━━━━━ Material supplied

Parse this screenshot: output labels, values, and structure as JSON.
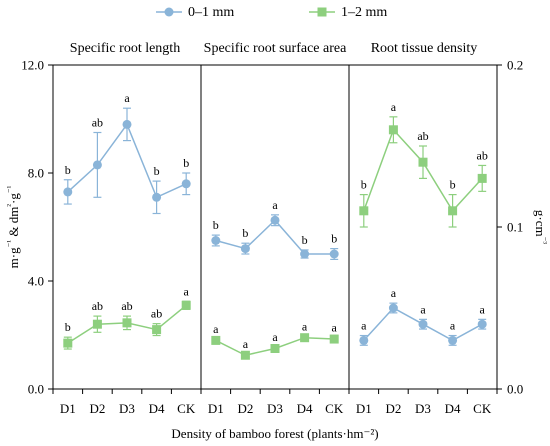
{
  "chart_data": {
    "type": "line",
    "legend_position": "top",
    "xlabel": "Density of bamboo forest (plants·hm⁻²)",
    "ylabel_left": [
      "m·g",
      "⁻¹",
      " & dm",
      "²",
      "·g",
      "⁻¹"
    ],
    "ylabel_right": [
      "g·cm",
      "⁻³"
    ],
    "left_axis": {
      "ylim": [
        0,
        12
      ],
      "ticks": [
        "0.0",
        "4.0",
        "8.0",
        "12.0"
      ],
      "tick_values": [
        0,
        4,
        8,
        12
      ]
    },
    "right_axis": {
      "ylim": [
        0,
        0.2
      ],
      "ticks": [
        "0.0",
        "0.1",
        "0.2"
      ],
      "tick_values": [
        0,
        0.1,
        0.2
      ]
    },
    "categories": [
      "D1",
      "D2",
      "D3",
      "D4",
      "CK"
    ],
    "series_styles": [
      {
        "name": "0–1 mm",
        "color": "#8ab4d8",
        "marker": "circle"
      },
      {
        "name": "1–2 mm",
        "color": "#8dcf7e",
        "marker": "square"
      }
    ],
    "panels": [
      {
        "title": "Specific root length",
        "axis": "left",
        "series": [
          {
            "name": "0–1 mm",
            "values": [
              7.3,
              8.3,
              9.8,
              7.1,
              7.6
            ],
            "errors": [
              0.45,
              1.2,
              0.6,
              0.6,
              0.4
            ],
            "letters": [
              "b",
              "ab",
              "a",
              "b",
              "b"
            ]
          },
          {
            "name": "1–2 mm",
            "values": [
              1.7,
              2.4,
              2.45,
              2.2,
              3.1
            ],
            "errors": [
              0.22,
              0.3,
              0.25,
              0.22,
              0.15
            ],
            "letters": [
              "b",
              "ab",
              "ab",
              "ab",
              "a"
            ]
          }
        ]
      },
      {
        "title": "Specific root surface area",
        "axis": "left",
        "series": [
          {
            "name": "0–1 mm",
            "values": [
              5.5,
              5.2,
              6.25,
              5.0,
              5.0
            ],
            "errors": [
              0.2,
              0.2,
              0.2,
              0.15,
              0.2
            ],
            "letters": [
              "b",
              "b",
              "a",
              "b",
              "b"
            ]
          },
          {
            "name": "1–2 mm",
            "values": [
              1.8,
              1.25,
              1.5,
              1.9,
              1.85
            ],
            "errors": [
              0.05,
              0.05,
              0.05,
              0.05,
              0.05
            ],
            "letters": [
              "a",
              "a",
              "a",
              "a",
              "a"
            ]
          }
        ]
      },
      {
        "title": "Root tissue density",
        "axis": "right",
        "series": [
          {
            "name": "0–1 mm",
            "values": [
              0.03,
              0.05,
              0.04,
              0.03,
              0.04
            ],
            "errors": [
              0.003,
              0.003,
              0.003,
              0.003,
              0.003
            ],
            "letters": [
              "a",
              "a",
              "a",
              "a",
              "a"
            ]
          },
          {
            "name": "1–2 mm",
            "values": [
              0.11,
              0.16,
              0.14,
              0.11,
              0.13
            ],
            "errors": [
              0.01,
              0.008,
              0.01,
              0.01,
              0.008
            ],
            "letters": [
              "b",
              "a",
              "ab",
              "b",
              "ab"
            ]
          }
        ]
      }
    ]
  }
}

━━━━━━━━━━

→ **Exercise prompt**
All records above are to be printed exactly, minus the pictures they contain.

→ **Written solution**
Parse this screenshot: output labels, values, and structure as JSON.
{
  "chart_data": {
    "type": "line",
    "legend_position": "top",
    "xlabel": "Density of bamboo forest (plants·hm⁻²)",
    "ylabel_left": [
      "m·g",
      "⁻¹",
      " & dm",
      "²",
      "·g",
      "⁻¹"
    ],
    "ylabel_right": [
      "g·cm",
      "⁻³"
    ],
    "left_axis": {
      "ylim": [
        0,
        12
      ],
      "ticks": [
        "0.0",
        "4.0",
        "8.0",
        "12.0"
      ],
      "tick_values": [
        0,
        4,
        8,
        12
      ]
    },
    "right_axis": {
      "ylim": [
        0,
        0.2
      ],
      "ticks": [
        "0.0",
        "0.1",
        "0.2"
      ],
      "tick_values": [
        0,
        0.1,
        0.2
      ]
    },
    "categories": [
      "D1",
      "D2",
      "D3",
      "D4",
      "CK"
    ],
    "series_styles": [
      {
        "name": "0–1 mm",
        "color": "#8ab4d8",
        "marker": "circle"
      },
      {
        "name": "1–2 mm",
        "color": "#8dcf7e",
        "marker": "square"
      }
    ],
    "panels": [
      {
        "title": "Specific root length",
        "axis": "left",
        "series": [
          {
            "name": "0–1 mm",
            "values": [
              7.3,
              8.3,
              9.8,
              7.1,
              7.6
            ],
            "errors": [
              0.45,
              1.2,
              0.6,
              0.6,
              0.4
            ],
            "letters": [
              "b",
              "ab",
              "a",
              "b",
              "b"
            ]
          },
          {
            "name": "1–2 mm",
            "values": [
              1.7,
              2.4,
              2.45,
              2.2,
              3.1
            ],
            "errors": [
              0.22,
              0.3,
              0.25,
              0.22,
              0.15
            ],
            "letters": [
              "b",
              "ab",
              "ab",
              "ab",
              "a"
            ]
          }
        ]
      },
      {
        "title": "Specific root surface area",
        "axis": "left",
        "series": [
          {
            "name": "0–1 mm",
            "values": [
              5.5,
              5.2,
              6.25,
              5.0,
              5.0
            ],
            "errors": [
              0.2,
              0.2,
              0.2,
              0.15,
              0.2
            ],
            "letters": [
              "b",
              "b",
              "a",
              "b",
              "b"
            ]
          },
          {
            "name": "1–2 mm",
            "values": [
              1.8,
              1.25,
              1.5,
              1.9,
              1.85
            ],
            "errors": [
              0.05,
              0.05,
              0.05,
              0.05,
              0.05
            ],
            "letters": [
              "a",
              "a",
              "a",
              "a",
              "a"
            ]
          }
        ]
      },
      {
        "title": "Root tissue density",
        "axis": "right",
        "series": [
          {
            "name": "0–1 mm",
            "values": [
              0.03,
              0.05,
              0.04,
              0.03,
              0.04
            ],
            "errors": [
              0.003,
              0.003,
              0.003,
              0.003,
              0.003
            ],
            "letters": [
              "a",
              "a",
              "a",
              "a",
              "a"
            ]
          },
          {
            "name": "1–2 mm",
            "values": [
              0.11,
              0.16,
              0.14,
              0.11,
              0.13
            ],
            "errors": [
              0.01,
              0.008,
              0.01,
              0.01,
              0.008
            ],
            "letters": [
              "b",
              "a",
              "ab",
              "b",
              "ab"
            ]
          }
        ]
      }
    ]
  }
}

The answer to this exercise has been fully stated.